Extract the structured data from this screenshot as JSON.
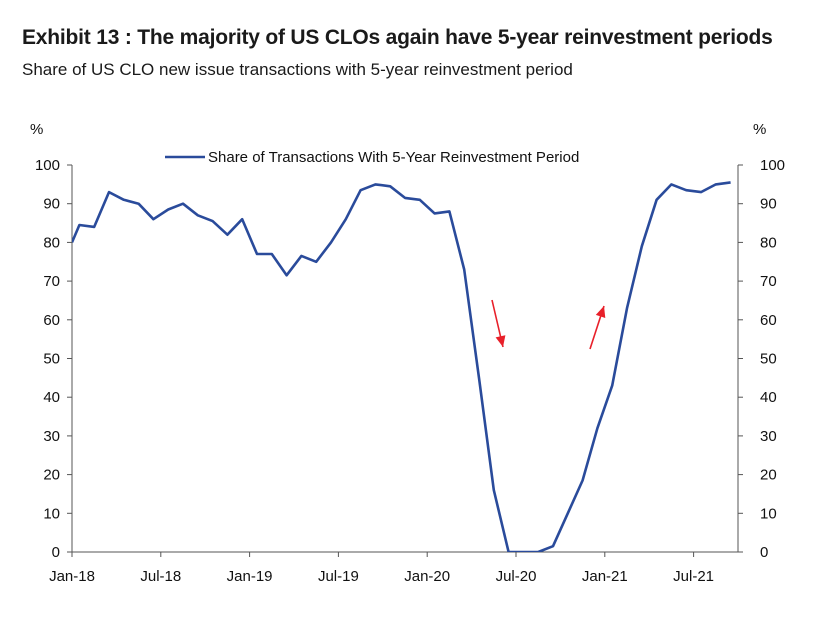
{
  "header": {
    "title": "Exhibit 13 : The majority of US CLOs again have 5-year reinvestment periods",
    "subtitle": "Share of US CLO new issue transactions with 5-year reinvestment period"
  },
  "chart_data": {
    "type": "line",
    "title": "Exhibit 13 : The majority of US CLOs again have 5-year reinvestment periods",
    "subtitle": "Share of US CLO new issue transactions with 5-year reinvestment period",
    "ylabel_left": "%",
    "ylabel_right": "%",
    "ylim": [
      0,
      100
    ],
    "yticks": [
      0,
      10,
      20,
      30,
      40,
      50,
      60,
      70,
      80,
      90,
      100
    ],
    "xlim": [
      0,
      45
    ],
    "xticks": [
      {
        "label": "Jan-18",
        "index": 0
      },
      {
        "label": "Jul-18",
        "index": 6
      },
      {
        "label": "Jan-19",
        "index": 12
      },
      {
        "label": "Jul-19",
        "index": 18
      },
      {
        "label": "Jan-20",
        "index": 24
      },
      {
        "label": "Jul-20",
        "index": 30
      },
      {
        "label": "Jan-21",
        "index": 36
      },
      {
        "label": "Jul-21",
        "index": 42
      }
    ],
    "legend": "top-center",
    "series": [
      {
        "name": "Share of Transactions With 5-Year Reinvestment Period",
        "color": "#2a4b9b",
        "x": [
          0,
          0.5,
          1.5,
          2.5,
          3.5,
          4.5,
          5.5,
          6.5,
          7.5,
          8.5,
          9.5,
          10.5,
          11.5,
          12.5,
          13.5,
          14.5,
          15.5,
          16.5,
          17.5,
          18.5,
          19.5,
          20.5,
          21.5,
          22.5,
          23.5,
          24.5,
          25.5,
          26.5,
          27.5,
          28.5,
          29.5,
          30.5,
          31.5,
          32.5,
          33.5,
          34.5,
          35.5,
          36.5,
          37.5,
          38.5,
          39.5,
          40.5,
          41.5,
          42.5,
          43.5,
          44.5
        ],
        "values": [
          80,
          84.5,
          84,
          93,
          91,
          90,
          86,
          88.5,
          90,
          87,
          85.5,
          82,
          86,
          77,
          77,
          71.5,
          76.5,
          75,
          80,
          86,
          93.5,
          95,
          94.5,
          91.5,
          91,
          87.5,
          88,
          73,
          45,
          16,
          0,
          0,
          0,
          1.5,
          10,
          18.5,
          32,
          43,
          63,
          79,
          91,
          95,
          93.5,
          93,
          95,
          95.5
        ]
      }
    ],
    "annotations": [
      {
        "type": "arrow",
        "direction": "down",
        "color": "#e8202a",
        "near": "May-20"
      },
      {
        "type": "arrow",
        "direction": "up",
        "color": "#e8202a",
        "near": "Nov-20"
      }
    ]
  }
}
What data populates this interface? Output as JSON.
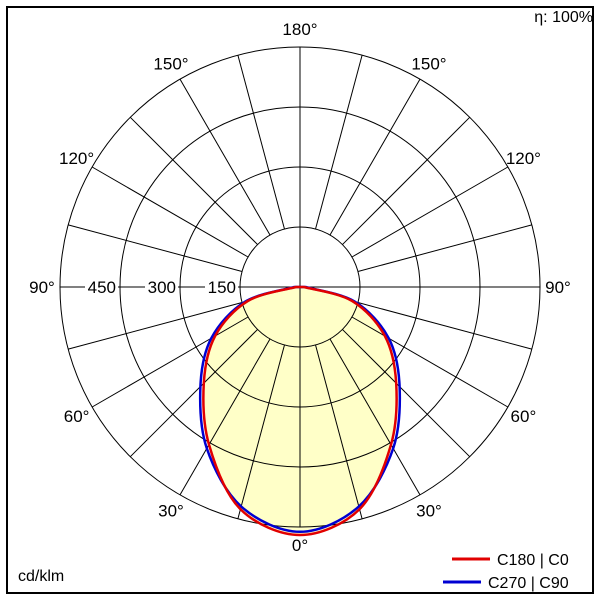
{
  "chart_data": {
    "type": "line",
    "subtype": "polar-photometric-distribution",
    "title": "",
    "angle_axis": {
      "unit": "deg",
      "zero_position": "bottom",
      "labels_deg": [
        0,
        30,
        60,
        90,
        120,
        150,
        180
      ],
      "grid_step_deg": 15
    },
    "radial_axis": {
      "unit": "cd/klm",
      "ticks": [
        150,
        300,
        450
      ],
      "max": 600
    },
    "gamma_deg": [
      0,
      15,
      30,
      45,
      60,
      75,
      90
    ],
    "series": [
      {
        "name": "C180 | C0",
        "color": "#e10000",
        "values_cd_per_klm": [
          620,
          575,
          455,
          340,
          245,
          135,
          10
        ]
      },
      {
        "name": "C270 | C90",
        "color": "#0000d2",
        "values_cd_per_klm": [
          612,
          568,
          466,
          352,
          256,
          142,
          14
        ]
      }
    ],
    "fill_color": "#ffffc8",
    "grid_color": "#000000",
    "legend_position": "bottom-right",
    "annotations": {
      "efficiency": "η: 100%",
      "unit_label": "cd/klm"
    }
  }
}
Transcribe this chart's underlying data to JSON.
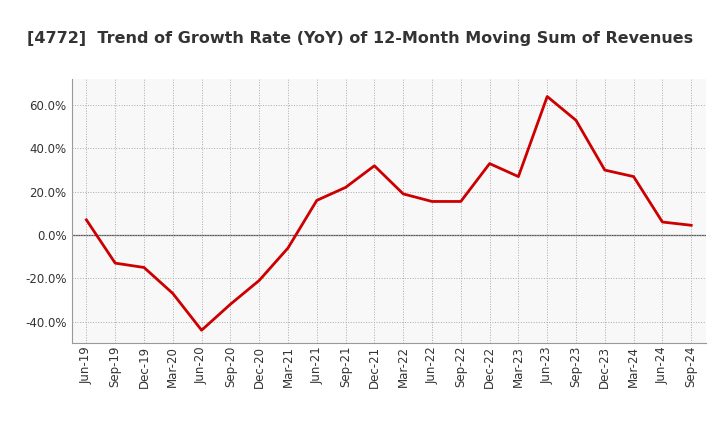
{
  "title": "[4772]  Trend of Growth Rate (YoY) of 12-Month Moving Sum of Revenues",
  "x_labels": [
    "Jun-19",
    "Sep-19",
    "Dec-19",
    "Mar-20",
    "Jun-20",
    "Sep-20",
    "Dec-20",
    "Mar-21",
    "Jun-21",
    "Sep-21",
    "Dec-21",
    "Mar-22",
    "Jun-22",
    "Sep-22",
    "Dec-22",
    "Mar-23",
    "Jun-23",
    "Sep-23",
    "Dec-23",
    "Mar-24",
    "Jun-24",
    "Sep-24"
  ],
  "y_values": [
    0.07,
    -0.13,
    -0.15,
    -0.27,
    -0.44,
    -0.32,
    -0.21,
    -0.06,
    0.16,
    0.22,
    0.32,
    0.19,
    0.155,
    0.155,
    0.33,
    0.27,
    0.64,
    0.53,
    0.3,
    0.27,
    0.06,
    0.045
  ],
  "line_color": "#cc0000",
  "line_width": 2.0,
  "ylim": [
    -0.5,
    0.72
  ],
  "yticks": [
    -0.4,
    -0.2,
    0.0,
    0.2,
    0.4,
    0.6
  ],
  "background_color": "#ffffff",
  "plot_bg_color": "#f8f8f8",
  "grid_color": "#aaaaaa",
  "zero_line_color": "#555555",
  "title_fontsize": 11.5,
  "tick_fontsize": 8.5
}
^^^^
§ **SHORT PROBLEM**
Repeat the material above in full and exactly, omitting the pictures.

§ **ANSWER FOR THIS EXERCISE**
Extract the structured data from this screenshot as JSON.
{
  "header": {
    "title": "Exhibit 13 : The majority of US CLOs again have 5-year reinvestment periods",
    "subtitle": "Share of US CLO new issue transactions with 5-year reinvestment period"
  },
  "chart_data": {
    "type": "line",
    "title": "Exhibit 13 : The majority of US CLOs again have 5-year reinvestment periods",
    "subtitle": "Share of US CLO new issue transactions with 5-year reinvestment period",
    "ylabel_left": "%",
    "ylabel_right": "%",
    "ylim": [
      0,
      100
    ],
    "yticks": [
      0,
      10,
      20,
      30,
      40,
      50,
      60,
      70,
      80,
      90,
      100
    ],
    "xlim": [
      0,
      45
    ],
    "xticks": [
      {
        "label": "Jan-18",
        "index": 0
      },
      {
        "label": "Jul-18",
        "index": 6
      },
      {
        "label": "Jan-19",
        "index": 12
      },
      {
        "label": "Jul-19",
        "index": 18
      },
      {
        "label": "Jan-20",
        "index": 24
      },
      {
        "label": "Jul-20",
        "index": 30
      },
      {
        "label": "Jan-21",
        "index": 36
      },
      {
        "label": "Jul-21",
        "index": 42
      }
    ],
    "legend": "top-center",
    "series": [
      {
        "name": "Share of Transactions With 5-Year Reinvestment Period",
        "color": "#2a4b9b",
        "x": [
          0,
          0.5,
          1.5,
          2.5,
          3.5,
          4.5,
          5.5,
          6.5,
          7.5,
          8.5,
          9.5,
          10.5,
          11.5,
          12.5,
          13.5,
          14.5,
          15.5,
          16.5,
          17.5,
          18.5,
          19.5,
          20.5,
          21.5,
          22.5,
          23.5,
          24.5,
          25.5,
          26.5,
          27.5,
          28.5,
          29.5,
          30.5,
          31.5,
          32.5,
          33.5,
          34.5,
          35.5,
          36.5,
          37.5,
          38.5,
          39.5,
          40.5,
          41.5,
          42.5,
          43.5,
          44.5
        ],
        "values": [
          80,
          84.5,
          84,
          93,
          91,
          90,
          86,
          88.5,
          90,
          87,
          85.5,
          82,
          86,
          77,
          77,
          71.5,
          76.5,
          75,
          80,
          86,
          93.5,
          95,
          94.5,
          91.5,
          91,
          87.5,
          88,
          73,
          45,
          16,
          0,
          0,
          0,
          1.5,
          10,
          18.5,
          32,
          43,
          63,
          79,
          91,
          95,
          93.5,
          93,
          95,
          95.5
        ]
      }
    ],
    "annotations": [
      {
        "type": "arrow",
        "direction": "down",
        "color": "#e8202a",
        "near": "May-20"
      },
      {
        "type": "arrow",
        "direction": "up",
        "color": "#e8202a",
        "near": "Nov-20"
      }
    ]
  }
}
What data populates this interface? Output as JSON.
{
  "chart_data": {
    "type": "line",
    "subtype": "polar-photometric-distribution",
    "title": "",
    "angle_axis": {
      "unit": "deg",
      "zero_position": "bottom",
      "labels_deg": [
        0,
        30,
        60,
        90,
        120,
        150,
        180
      ],
      "grid_step_deg": 15
    },
    "radial_axis": {
      "unit": "cd/klm",
      "ticks": [
        150,
        300,
        450
      ],
      "max": 600
    },
    "gamma_deg": [
      0,
      15,
      30,
      45,
      60,
      75,
      90
    ],
    "series": [
      {
        "name": "C180 | C0",
        "color": "#e10000",
        "values_cd_per_klm": [
          620,
          575,
          455,
          340,
          245,
          135,
          10
        ]
      },
      {
        "name": "C270 | C90",
        "color": "#0000d2",
        "values_cd_per_klm": [
          612,
          568,
          466,
          352,
          256,
          142,
          14
        ]
      }
    ],
    "fill_color": "#ffffc8",
    "grid_color": "#000000",
    "legend_position": "bottom-right",
    "annotations": {
      "efficiency": "η: 100%",
      "unit_label": "cd/klm"
    }
  }
}
Transcribe this chart's underlying data to JSON.
{
  "title": "[4772]  Trend of Growth Rate (YoY) of 12-Month Moving Sum of Revenues",
  "x_labels": [
    "Jun-19",
    "Sep-19",
    "Dec-19",
    "Mar-20",
    "Jun-20",
    "Sep-20",
    "Dec-20",
    "Mar-21",
    "Jun-21",
    "Sep-21",
    "Dec-21",
    "Mar-22",
    "Jun-22",
    "Sep-22",
    "Dec-22",
    "Mar-23",
    "Jun-23",
    "Sep-23",
    "Dec-23",
    "Mar-24",
    "Jun-24",
    "Sep-24"
  ],
  "y_values": [
    0.07,
    -0.13,
    -0.15,
    -0.27,
    -0.44,
    -0.32,
    -0.21,
    -0.06,
    0.16,
    0.22,
    0.32,
    0.19,
    0.155,
    0.155,
    0.33,
    0.27,
    0.64,
    0.53,
    0.3,
    0.27,
    0.06,
    0.045
  ],
  "line_color": "#cc0000",
  "line_width": 2.0,
  "ylim": [
    -0.5,
    0.72
  ],
  "yticks": [
    -0.4,
    -0.2,
    0.0,
    0.2,
    0.4,
    0.6
  ],
  "background_color": "#ffffff",
  "plot_bg_color": "#f8f8f8",
  "grid_color": "#aaaaaa",
  "zero_line_color": "#555555",
  "title_fontsize": 11.5,
  "tick_fontsize": 8.5
}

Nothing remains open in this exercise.